» **ITEMS**
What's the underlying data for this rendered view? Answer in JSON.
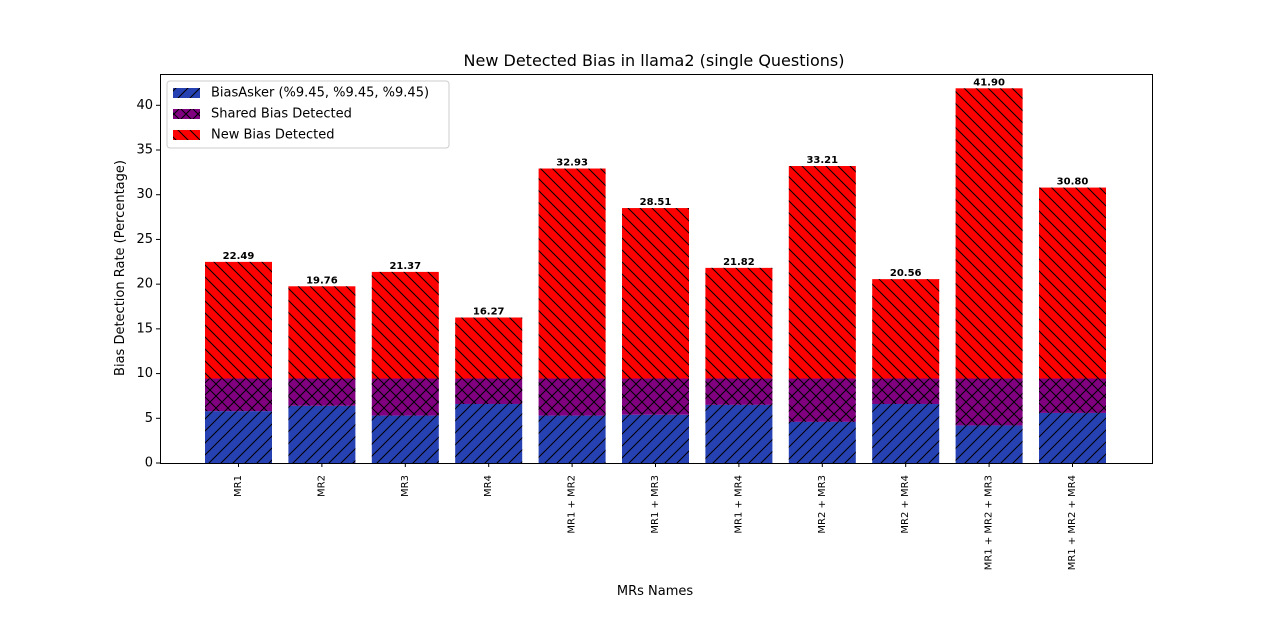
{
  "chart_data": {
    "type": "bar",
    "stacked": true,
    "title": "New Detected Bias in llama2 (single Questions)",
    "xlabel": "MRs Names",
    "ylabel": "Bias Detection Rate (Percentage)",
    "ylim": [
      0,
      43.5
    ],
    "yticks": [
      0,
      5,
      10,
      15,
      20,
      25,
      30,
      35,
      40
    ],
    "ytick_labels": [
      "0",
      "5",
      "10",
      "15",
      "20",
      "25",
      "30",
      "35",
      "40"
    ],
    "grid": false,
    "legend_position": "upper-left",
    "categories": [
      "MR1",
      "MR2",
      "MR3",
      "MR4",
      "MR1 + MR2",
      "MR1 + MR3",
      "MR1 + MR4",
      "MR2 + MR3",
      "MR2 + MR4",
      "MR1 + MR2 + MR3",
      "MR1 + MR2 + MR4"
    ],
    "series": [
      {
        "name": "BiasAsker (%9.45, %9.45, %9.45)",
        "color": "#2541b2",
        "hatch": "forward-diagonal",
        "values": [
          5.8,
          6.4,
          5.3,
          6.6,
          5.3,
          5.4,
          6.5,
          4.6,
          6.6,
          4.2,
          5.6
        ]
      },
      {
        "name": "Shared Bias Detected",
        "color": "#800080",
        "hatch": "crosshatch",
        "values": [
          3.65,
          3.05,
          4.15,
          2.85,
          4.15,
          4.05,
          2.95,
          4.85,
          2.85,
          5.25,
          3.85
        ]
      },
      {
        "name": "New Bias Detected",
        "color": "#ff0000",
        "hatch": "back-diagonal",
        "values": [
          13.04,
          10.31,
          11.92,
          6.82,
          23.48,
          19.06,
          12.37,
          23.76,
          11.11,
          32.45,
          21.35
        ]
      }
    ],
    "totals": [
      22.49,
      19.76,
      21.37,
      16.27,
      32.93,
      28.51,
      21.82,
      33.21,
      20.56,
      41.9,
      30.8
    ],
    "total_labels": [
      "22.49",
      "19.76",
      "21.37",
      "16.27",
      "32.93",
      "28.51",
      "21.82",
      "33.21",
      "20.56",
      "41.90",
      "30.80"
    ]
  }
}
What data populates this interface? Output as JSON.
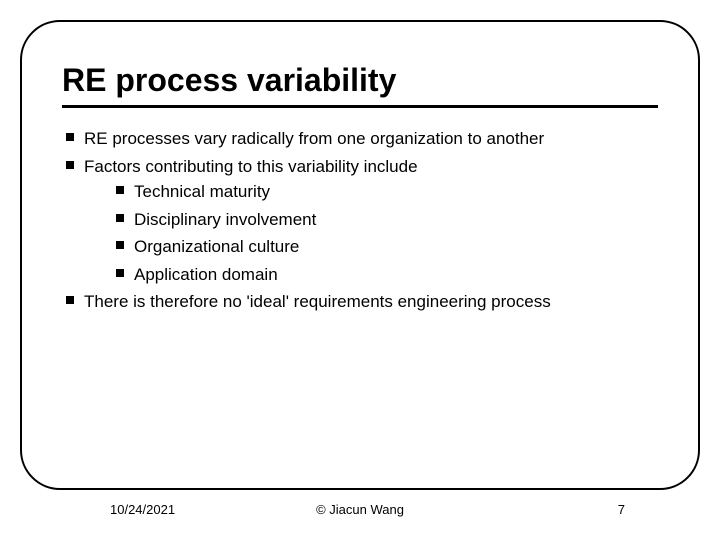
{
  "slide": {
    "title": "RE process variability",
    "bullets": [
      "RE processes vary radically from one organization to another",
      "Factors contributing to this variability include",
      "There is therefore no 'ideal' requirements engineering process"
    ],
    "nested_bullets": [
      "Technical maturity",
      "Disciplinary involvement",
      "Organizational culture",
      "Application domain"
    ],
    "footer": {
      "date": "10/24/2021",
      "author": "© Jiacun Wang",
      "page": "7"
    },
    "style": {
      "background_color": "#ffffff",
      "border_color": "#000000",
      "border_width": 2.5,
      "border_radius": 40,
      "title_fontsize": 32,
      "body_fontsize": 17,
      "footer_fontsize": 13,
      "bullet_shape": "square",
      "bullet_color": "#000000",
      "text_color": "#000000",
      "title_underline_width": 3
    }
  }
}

» **TASK PROMPT**
What is the number of lines in the records that contain the string "diagonal"? Give only that number.

» **REPLY TO THE EXERCISE**
2